**Problem to solve**:
Copy each line that has the string "text" somewhere in it.

┄┄┄┄┄┄┄┄┄┄

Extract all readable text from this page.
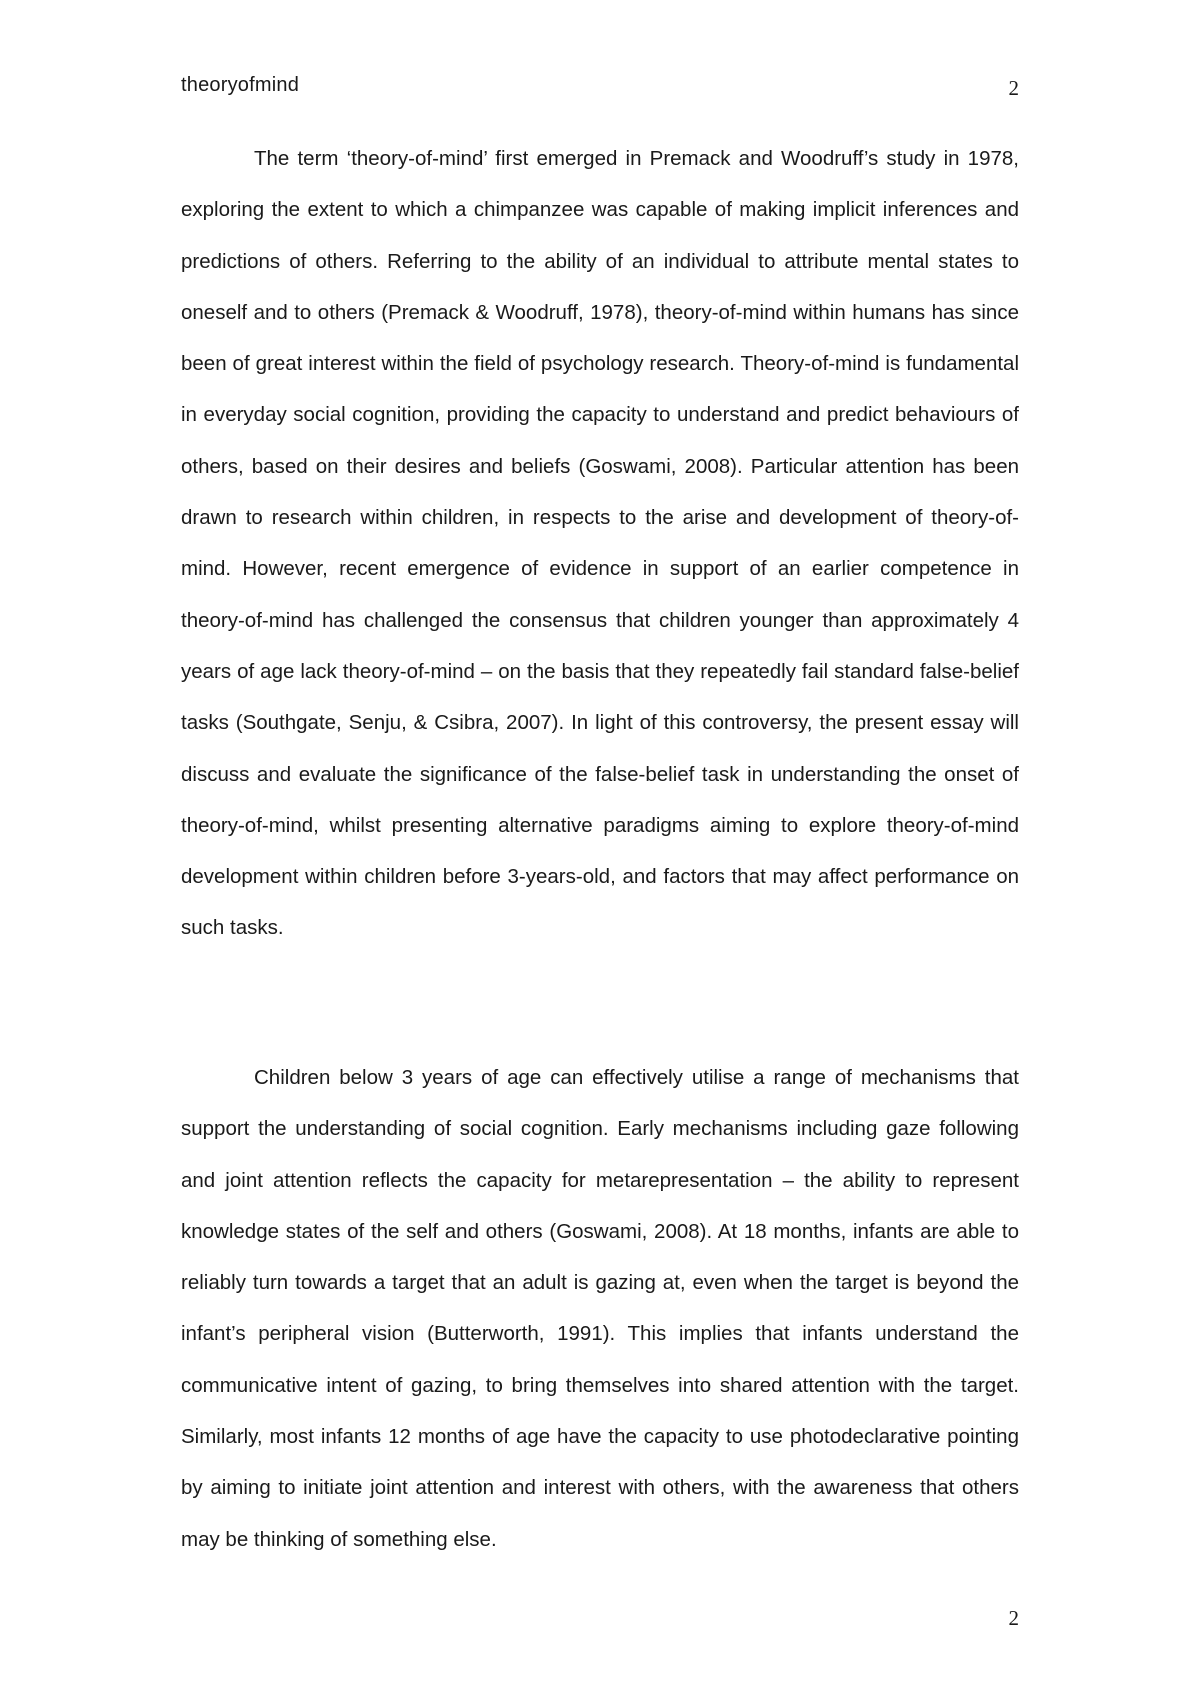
theoryofmind	2

The term ‘theory-of-mind’ first emerged in Premack and Woodruff’s study in 1978, exploring the extent to which a chimpanzee was capable of making implicit inferences and predictions of others. Referring to the ability of an individual to attribute mental states to oneself and to others (Premack & Woodruff, 1978), theory-of-mind within humans has since been of great interest within the field of psychology research. Theory-of-mind is fundamental in everyday social cognition, providing the capacity to understand and predict behaviours of others, based on their desires and beliefs (Goswami, 2008). Particular attention has been drawn to research within children, in respects to the arise and development of theory-of-mind. However, recent emergence of evidence in support of an earlier competence in theory-of-mind has challenged the consensus that children younger than approximately 4 years of age lack theory-of-mind – on the basis that they repeatedly fail standard false-belief tasks (Southgate, Senju, & Csibra, 2007). In light of this controversy, the present essay will discuss and evaluate the significance of the false-belief task in understanding the onset of theory-of-mind, whilst presenting alternative paradigms aiming to explore theory-of-mind development within children before 3-years-old, and factors that may affect performance on such tasks.

Children below 3 years of age can effectively utilise a range of mechanisms that support the understanding of social cognition. Early mechanisms including gaze following and joint attention reflects the capacity for metarepresentation – the ability to represent knowledge states of the self and others (Goswami, 2008). At 18 months, infants are able to reliably turn towards a target that an adult is gazing at, even when the target is beyond the infant’s peripheral vision (Butterworth, 1991). This implies that infants understand the communicative intent of gazing, to bring themselves into shared attention with the target. Similarly, most infants 12 months of age have the capacity to use photodeclarative pointing by aiming to initiate joint attention and interest with others, with the awareness that others may be thinking of something else.

2
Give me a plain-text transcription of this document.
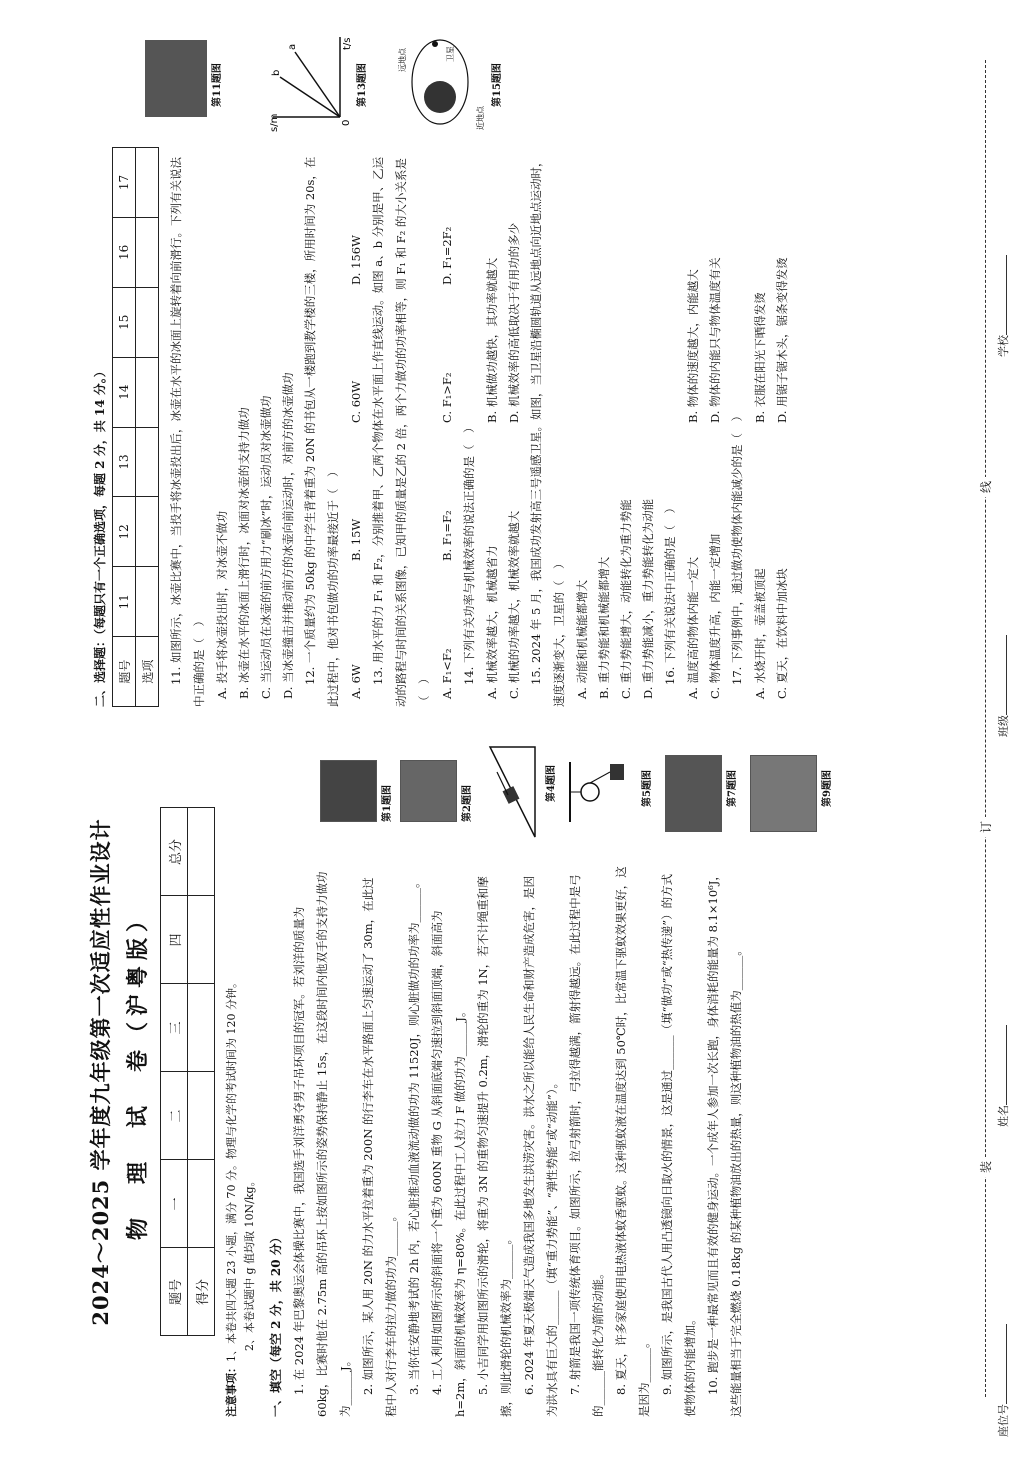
装
订
线
学校
班级
姓名
座位号
2024～2025 学年度九年级第一次适应性作业设计 物　理　试　卷（沪粤版）
题号	一	二	三	四	总分
得分					
注意事项：1、本卷共四大题 23 小题，满分 70 分。物理与化学的考试时间为 120 分钟。 2、本卷试题中 g 值均取 10N/kg。 一、填空（每空 2 分，共 20 分） 1. 在 2024 年巴黎奥运会体操比赛中，我国选手刘洋勇夺男子吊环项目的冠军。若刘洋的质量为 60kg，比赛时他在 2.75m 高的吊环上按如图所示的姿势保持静止 15s，在这段时间内他双手的支持力做功为______J。 2. 如图所示，某人用 20N 的力水平拉着重为 200N 的行李车在水平路面上匀速运动了 30m，在此过程中人对行李车的拉力做的功为______。 3. 当你在安静地考试的 2h 内，若心脏推动血液流动做的功为 11520J，则心脏做功的功率为______。 4. 工人利用如图所示的斜面将一个重为 600N 重物 G 从斜面底端匀速拉到斜面顶端，斜面高为 h=2m，斜面的机械效率为 η=80%。在此过程中工人拉力 F 做的功为______J。 5. 小吉同学用如图所示的滑轮，将重为 3N 的重物匀速提升 0.2m，滑轮的重为 1N，若不计绳重和摩擦，则此滑轮的机械效率为______。 6. 2024 年夏天极端天气造成我国多地发生洪涝灾害。洪水之所以能给人民生命和财产造成危害，是因为洪水具有巨大的______（填“重力势能”、“弹性势能”或“动能”）。 7. 射箭是我国一项传统体育项目。如图所示，拉弓射箭时，弓拉得越满，箭射得越远。在此过程中是弓的______能转化为箭的动能。 8. 夏天，许多家庭使用电热液体蚊香驱蚊。这种驱蚊液在温度达到 50℃时，比常温下驱蚊效果更好，这是因为______。 9. 如图所示，是我国古代人用凸透镜向日取火的情景，这是通过______（填“做功”或“热传递”）的方式使物体的内能增加。 10. 跑步是一种最常见而且有效的健身运动。一个成年人参加一次长跑，身体消耗的能量为 8.1×10⁶J，这些能量相当于完全燃烧 0.18kg 的某种植物油放出的热量，则这种植物油的热值为______。

第1题图	第2题图
第4题图	第5题图	第7题图	第9题图
二、选择题：（每题只有一个正确选项，每题 2 分，共 14 分。） 题号	11	12	13	14	15	16	17
选项								11. 如图所示，冰壶比赛中，当投手将冰壶投出后，冰壶在水平的冰面上旋转着向前滑行。下列有关说法中正确的是（　） A. 投手将冰壶投出时，对冰壶不做功 B. 冰壶在水平的冰面上滑行时，冰面对冰壶的支持力做功 C. 当运动员在冰壶的前方用力“刷冰”时，运动员对冰壶做功 D. 当冰壶撞击并推动前方的冰壶向前运动时，对前方的冰壶做功 12. 一个质量约为 50kg 的中学生背着重为 20N 的书包从一楼跑到教学楼的三楼，所用时间为 20s，在此过程中，他对书包做功的功率最接近于（　） A. 6W
B. 15W
C. 60W
D. 156W 13. 用水平的力 F₁ 和 F₂，分别推着甲、乙两个物体在水平面上作直线运动。如图 a、b 分别是甲、乙运动的路程与时间的关系图像，已知甲的质量是乙的 2 倍，两个力做功的功率相等，则 F₁ 和 F₂ 的大小关系是（　） A. F₁<F₂
B. F₁=F₂
C. F₁>F₂
D. F₁=2F₂

14. 下列有关功率与机械效率的说法正确的是（　） A. 机械效率越大，机械越省力
B. 机械做功越快，其功率就越大
C. 机械的功率越大，机械效率就越大
D. 机械效率的高低取决于有用功的多少 15. 2024 年 5 月，我国成功发射高三号遥感卫星。如图，当卫星沿椭圆轨道从远地点向近地点运动时，速度逐渐变大，卫星的（　） A. 动能和机械能都增大 B. 重力势能和机械能都增大 C. 重力势能增大，动能转化为重力势能 D. 重力势能减小，重力势能转化为动能 16. 下列有关说法中正确的是（　） A. 温度高的物体内能一定大
B. 物体的速度越大，内能越大
C. 物体温度升高，内能一定增加
D. 物体的内能只与物体温度有关

17. 下列事例中，通过做功使物体内能减少的是（　） A. 水烧开时，壶盖被顶起
B. 衣服在阳光下晒得发烫
C. 夏天，在饮料中加冰块
D. 用锯子锯木头，锯条变得发烫
第11题图
s/m
t/s
b
a
0
第13题图
远地点
近地点
卫星
第15题图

┄┄┄┄┄┄┄┄┄┄

**Result for this task**:
Extract all readable text from this page.
Give me a plain-text transcription of this document.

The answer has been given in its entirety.